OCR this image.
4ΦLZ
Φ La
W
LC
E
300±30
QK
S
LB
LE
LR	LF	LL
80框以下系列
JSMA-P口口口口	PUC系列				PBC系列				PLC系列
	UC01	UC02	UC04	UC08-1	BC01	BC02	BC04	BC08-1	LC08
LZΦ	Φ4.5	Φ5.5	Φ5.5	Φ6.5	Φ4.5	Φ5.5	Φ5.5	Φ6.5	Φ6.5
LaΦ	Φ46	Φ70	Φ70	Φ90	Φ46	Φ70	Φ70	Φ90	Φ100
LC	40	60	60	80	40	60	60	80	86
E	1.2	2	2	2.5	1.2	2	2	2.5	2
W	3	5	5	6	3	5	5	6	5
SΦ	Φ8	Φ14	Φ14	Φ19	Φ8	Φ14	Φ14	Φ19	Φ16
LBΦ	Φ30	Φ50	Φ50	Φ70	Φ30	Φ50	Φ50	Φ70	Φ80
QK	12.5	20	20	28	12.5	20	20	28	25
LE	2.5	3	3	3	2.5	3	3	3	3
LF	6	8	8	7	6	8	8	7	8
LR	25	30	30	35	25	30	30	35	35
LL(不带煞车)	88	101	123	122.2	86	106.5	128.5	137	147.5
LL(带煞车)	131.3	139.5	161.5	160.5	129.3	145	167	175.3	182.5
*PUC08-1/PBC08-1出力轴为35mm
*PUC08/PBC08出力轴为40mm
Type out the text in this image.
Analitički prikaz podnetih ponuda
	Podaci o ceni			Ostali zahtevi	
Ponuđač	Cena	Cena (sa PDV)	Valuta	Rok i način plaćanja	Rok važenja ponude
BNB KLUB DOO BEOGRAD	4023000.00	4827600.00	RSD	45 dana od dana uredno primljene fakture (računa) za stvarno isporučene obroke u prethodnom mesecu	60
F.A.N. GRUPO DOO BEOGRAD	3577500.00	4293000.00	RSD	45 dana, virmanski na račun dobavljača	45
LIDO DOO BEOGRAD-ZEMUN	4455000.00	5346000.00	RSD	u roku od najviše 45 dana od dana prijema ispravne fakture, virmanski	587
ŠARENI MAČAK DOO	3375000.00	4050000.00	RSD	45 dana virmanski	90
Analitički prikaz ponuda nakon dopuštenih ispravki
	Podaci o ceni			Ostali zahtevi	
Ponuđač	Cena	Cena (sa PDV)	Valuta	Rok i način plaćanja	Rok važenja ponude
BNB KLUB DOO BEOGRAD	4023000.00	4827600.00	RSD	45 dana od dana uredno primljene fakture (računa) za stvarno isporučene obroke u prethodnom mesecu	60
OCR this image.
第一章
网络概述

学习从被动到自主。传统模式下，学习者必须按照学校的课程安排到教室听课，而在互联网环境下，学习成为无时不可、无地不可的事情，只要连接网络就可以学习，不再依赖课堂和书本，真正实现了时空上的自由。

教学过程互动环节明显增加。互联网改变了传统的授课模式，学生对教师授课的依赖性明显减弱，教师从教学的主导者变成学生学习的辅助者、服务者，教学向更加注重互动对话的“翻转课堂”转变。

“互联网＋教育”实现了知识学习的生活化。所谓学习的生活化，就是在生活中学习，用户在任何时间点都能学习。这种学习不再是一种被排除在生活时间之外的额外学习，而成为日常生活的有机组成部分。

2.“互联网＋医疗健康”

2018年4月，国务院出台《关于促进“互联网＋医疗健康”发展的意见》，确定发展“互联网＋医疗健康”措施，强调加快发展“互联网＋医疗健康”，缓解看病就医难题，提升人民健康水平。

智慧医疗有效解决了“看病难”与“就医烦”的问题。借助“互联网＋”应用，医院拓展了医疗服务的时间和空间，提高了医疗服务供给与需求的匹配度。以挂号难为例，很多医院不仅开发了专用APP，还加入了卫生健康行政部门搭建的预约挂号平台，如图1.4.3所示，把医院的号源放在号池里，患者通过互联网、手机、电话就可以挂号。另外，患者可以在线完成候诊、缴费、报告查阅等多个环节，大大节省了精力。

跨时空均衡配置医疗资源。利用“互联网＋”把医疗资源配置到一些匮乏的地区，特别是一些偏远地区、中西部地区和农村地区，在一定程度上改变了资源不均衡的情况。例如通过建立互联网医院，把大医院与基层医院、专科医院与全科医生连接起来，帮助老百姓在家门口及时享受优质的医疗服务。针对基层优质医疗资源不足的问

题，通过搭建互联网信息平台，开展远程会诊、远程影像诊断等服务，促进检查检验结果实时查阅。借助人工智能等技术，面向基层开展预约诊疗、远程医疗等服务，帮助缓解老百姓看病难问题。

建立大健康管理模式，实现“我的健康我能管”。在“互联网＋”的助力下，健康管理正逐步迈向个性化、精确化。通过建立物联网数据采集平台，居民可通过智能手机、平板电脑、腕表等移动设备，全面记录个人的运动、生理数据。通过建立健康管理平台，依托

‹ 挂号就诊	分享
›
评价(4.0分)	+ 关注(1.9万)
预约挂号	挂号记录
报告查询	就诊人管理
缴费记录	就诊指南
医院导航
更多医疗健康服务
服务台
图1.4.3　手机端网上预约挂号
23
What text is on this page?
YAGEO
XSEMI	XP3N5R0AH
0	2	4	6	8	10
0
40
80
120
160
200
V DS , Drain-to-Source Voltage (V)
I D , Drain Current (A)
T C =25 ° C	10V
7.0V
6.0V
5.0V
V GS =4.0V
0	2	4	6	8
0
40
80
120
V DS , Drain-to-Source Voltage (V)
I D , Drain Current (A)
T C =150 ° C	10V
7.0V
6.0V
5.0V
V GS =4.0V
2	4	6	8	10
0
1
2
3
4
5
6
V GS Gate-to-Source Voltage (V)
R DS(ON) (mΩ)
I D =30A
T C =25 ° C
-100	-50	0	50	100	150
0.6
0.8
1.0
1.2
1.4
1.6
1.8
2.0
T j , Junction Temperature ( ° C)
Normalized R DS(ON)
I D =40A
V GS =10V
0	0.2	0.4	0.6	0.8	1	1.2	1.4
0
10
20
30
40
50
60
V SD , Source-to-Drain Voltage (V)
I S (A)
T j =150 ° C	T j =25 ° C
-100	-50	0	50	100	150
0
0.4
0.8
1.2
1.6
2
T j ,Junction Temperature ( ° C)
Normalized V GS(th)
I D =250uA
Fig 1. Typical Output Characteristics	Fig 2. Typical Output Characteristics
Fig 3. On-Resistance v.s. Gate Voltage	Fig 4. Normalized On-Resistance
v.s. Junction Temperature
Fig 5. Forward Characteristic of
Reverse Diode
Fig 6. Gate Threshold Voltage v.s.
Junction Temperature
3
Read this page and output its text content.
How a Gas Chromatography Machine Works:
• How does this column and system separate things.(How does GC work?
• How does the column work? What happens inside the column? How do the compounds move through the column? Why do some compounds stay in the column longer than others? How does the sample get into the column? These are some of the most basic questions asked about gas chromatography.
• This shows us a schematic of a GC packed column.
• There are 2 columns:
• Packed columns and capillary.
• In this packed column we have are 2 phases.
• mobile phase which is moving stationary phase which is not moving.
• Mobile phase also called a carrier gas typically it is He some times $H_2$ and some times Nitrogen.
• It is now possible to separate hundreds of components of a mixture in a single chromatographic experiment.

● ● ● ●

- **Your goal**
Write down every line of the data exactly as it appears above.

- **Correct response**
OCR this image.
4ΦLZ
Φ La
W
LC
E
300±30
QK
S
LB
LE
LR	LF	LL
80框以下系列
JSMA-P口口口口	PUC系列				PBC系列				PLC系列
	UC01	UC02	UC04	UC08-1	BC01	BC02	BC04	BC08-1	LC08
LZΦ	Φ4.5	Φ5.5	Φ5.5	Φ6.5	Φ4.5	Φ5.5	Φ5.5	Φ6.5	Φ6.5
LaΦ	Φ46	Φ70	Φ70	Φ90	Φ46	Φ70	Φ70	Φ90	Φ100
LC	40	60	60	80	40	60	60	80	86
E	1.2	2	2	2.5	1.2	2	2	2.5	2
W	3	5	5	6	3	5	5	6	5
SΦ	Φ8	Φ14	Φ14	Φ19	Φ8	Φ14	Φ14	Φ19	Φ16
LBΦ	Φ30	Φ50	Φ50	Φ70	Φ30	Φ50	Φ50	Φ70	Φ80
QK	12.5	20	20	28	12.5	20	20	28	25
LE	2.5	3	3	3	2.5	3	3	3	3
LF	6	8	8	7	6	8	8	7	8
LR	25	30	30	35	25	30	30	35	35
LL(不带煞车)	88	101	123	122.2	86	106.5	128.5	137	147.5
LL(带煞车)	131.3	139.5	161.5	160.5	129.3	145	167	175.3	182.5
*PUC08-1/PBC08-1出力轴为35mm
*PUC08/PBC08出力轴为40mm
Type out the text in this image.
Analitički prikaz podnetih ponuda
	Podaci o ceni			Ostali zahtevi	
Ponuđač	Cena	Cena (sa PDV)	Valuta	Rok i način plaćanja	Rok važenja ponude
BNB KLUB DOO BEOGRAD	4023000.00	4827600.00	RSD	45 dana od dana uredno primljene fakture (računa) za stvarno isporučene obroke u prethodnom mesecu	60
F.A.N. GRUPO DOO BEOGRAD	3577500.00	4293000.00	RSD	45 dana, virmanski na račun dobavljača	45
LIDO DOO BEOGRAD-ZEMUN	4455000.00	5346000.00	RSD	u roku od najviše 45 dana od dana prijema ispravne fakture, virmanski	587
ŠARENI MAČAK DOO	3375000.00	4050000.00	RSD	45 dana virmanski	90
Analitički prikaz ponuda nakon dopuštenih ispravki
	Podaci o ceni			Ostali zahtevi	
Ponuđač	Cena	Cena (sa PDV)	Valuta	Rok i način plaćanja	Rok važenja ponude
BNB KLUB DOO BEOGRAD	4023000.00	4827600.00	RSD	45 dana od dana uredno primljene fakture (računa) za stvarno isporučene obroke u prethodnom mesecu	60
OCR this image.
第一章
网络概述

学习从被动到自主。传统模式下，学习者必须按照学校的课程安排到教室听课，而在互联网环境下，学习成为无时不可、无地不可的事情，只要连接网络就可以学习，不再依赖课堂和书本，真正实现了时空上的自由。

教学过程互动环节明显增加。互联网改变了传统的授课模式，学生对教师授课的依赖性明显减弱，教师从教学的主导者变成学生学习的辅助者、服务者，教学向更加注重互动对话的“翻转课堂”转变。

“互联网＋教育”实现了知识学习的生活化。所谓学习的生活化，就是在生活中学习，用户在任何时间点都能学习。这种学习不再是一种被排除在生活时间之外的额外学习，而成为日常生活的有机组成部分。

2.“互联网＋医疗健康”

2018年4月，国务院出台《关于促进“互联网＋医疗健康”发展的意见》，确定发展“互联网＋医疗健康”措施，强调加快发展“互联网＋医疗健康”，缓解看病就医难题，提升人民健康水平。

智慧医疗有效解决了“看病难”与“就医烦”的问题。借助“互联网＋”应用，医院拓展了医疗服务的时间和空间，提高了医疗服务供给与需求的匹配度。以挂号难为例，很多医院不仅开发了专用APP，还加入了卫生健康行政部门搭建的预约挂号平台，如图1.4.3所示，把医院的号源放在号池里，患者通过互联网、手机、电话就可以挂号。另外，患者可以在线完成候诊、缴费、报告查阅等多个环节，大大节省了精力。

跨时空均衡配置医疗资源。利用“互联网＋”把医疗资源配置到一些匮乏的地区，特别是一些偏远地区、中西部地区和农村地区，在一定程度上改变了资源不均衡的情况。例如通过建立互联网医院，把大医院与基层医院、专科医院与全科医生连接起来，帮助老百姓在家门口及时享受优质的医疗服务。针对基层优质医疗资源不足的问

题，通过搭建互联网信息平台，开展远程会诊、远程影像诊断等服务，促进检查检验结果实时查阅。借助人工智能等技术，面向基层开展预约诊疗、远程医疗等服务，帮助缓解老百姓看病难问题。

建立大健康管理模式，实现“我的健康我能管”。在“互联网＋”的助力下，健康管理正逐步迈向个性化、精确化。通过建立物联网数据采集平台，居民可通过智能手机、平板电脑、腕表等移动设备，全面记录个人的运动、生理数据。通过建立健康管理平台，依托

‹ 挂号就诊	分享
›
评价(4.0分)	+ 关注(1.9万)
预约挂号	挂号记录
报告查询	就诊人管理
缴费记录	就诊指南
医院导航
更多医疗健康服务
服务台
图1.4.3　手机端网上预约挂号
23
What text is on this page?
YAGEO
XSEMI	XP3N5R0AH
0	2	4	6	8	10
0
40
80
120
160
200
V DS , Drain-to-Source Voltage (V)
I D , Drain Current (A)
T C =25 ° C	10V
7.0V
6.0V
5.0V
V GS =4.0V
0	2	4	6	8
0
40
80
120
V DS , Drain-to-Source Voltage (V)
I D , Drain Current (A)
T C =150 ° C	10V
7.0V
6.0V
5.0V
V GS =4.0V
2	4	6	8	10
0
1
2
3
4
5
6
V GS Gate-to-Source Voltage (V)
R DS(ON) (mΩ)
I D =30A
T C =25 ° C
-100	-50	0	50	100	150
0.6
0.8
1.0
1.2
1.4
1.6
1.8
2.0
T j , Junction Temperature ( ° C)
Normalized R DS(ON)
I D =40A
V GS =10V
0	0.2	0.4	0.6	0.8	1	1.2	1.4
0
10
20
30
40
50
60
V SD , Source-to-Drain Voltage (V)
I S (A)
T j =150 ° C	T j =25 ° C
-100	-50	0	50	100	150
0
0.4
0.8
1.2
1.6
2
T j ,Junction Temperature ( ° C)
Normalized V GS(th)
I D =250uA
Fig 1. Typical Output Characteristics	Fig 2. Typical Output Characteristics
Fig 3. On-Resistance v.s. Gate Voltage	Fig 4. Normalized On-Resistance
v.s. Junction Temperature
Fig 5. Forward Characteristic of
Reverse Diode
Fig 6. Gate Threshold Voltage v.s.
Junction Temperature
3
Read this page and output its text content.
How a Gas Chromatography Machine Works:
• How does this column and system separate things.(How does GC work?
• How does the column work? What happens inside the column? How do the compounds move through the column? Why do some compounds stay in the column longer than others? How does the sample get into the column? These are some of the most basic questions asked about gas chromatography.
• This shows us a schematic of a GC packed column.
• There are 2 columns:
• Packed columns and capillary.
• In this packed column we have are 2 phases.
• mobile phase which is moving stationary phase which is not moving.
• Mobile phase also called a carrier gas typically it is He some times $H_2$ and some times Nitrogen.
• It is now possible to separate hundreds of components of a mixture in a single chromatographic experiment.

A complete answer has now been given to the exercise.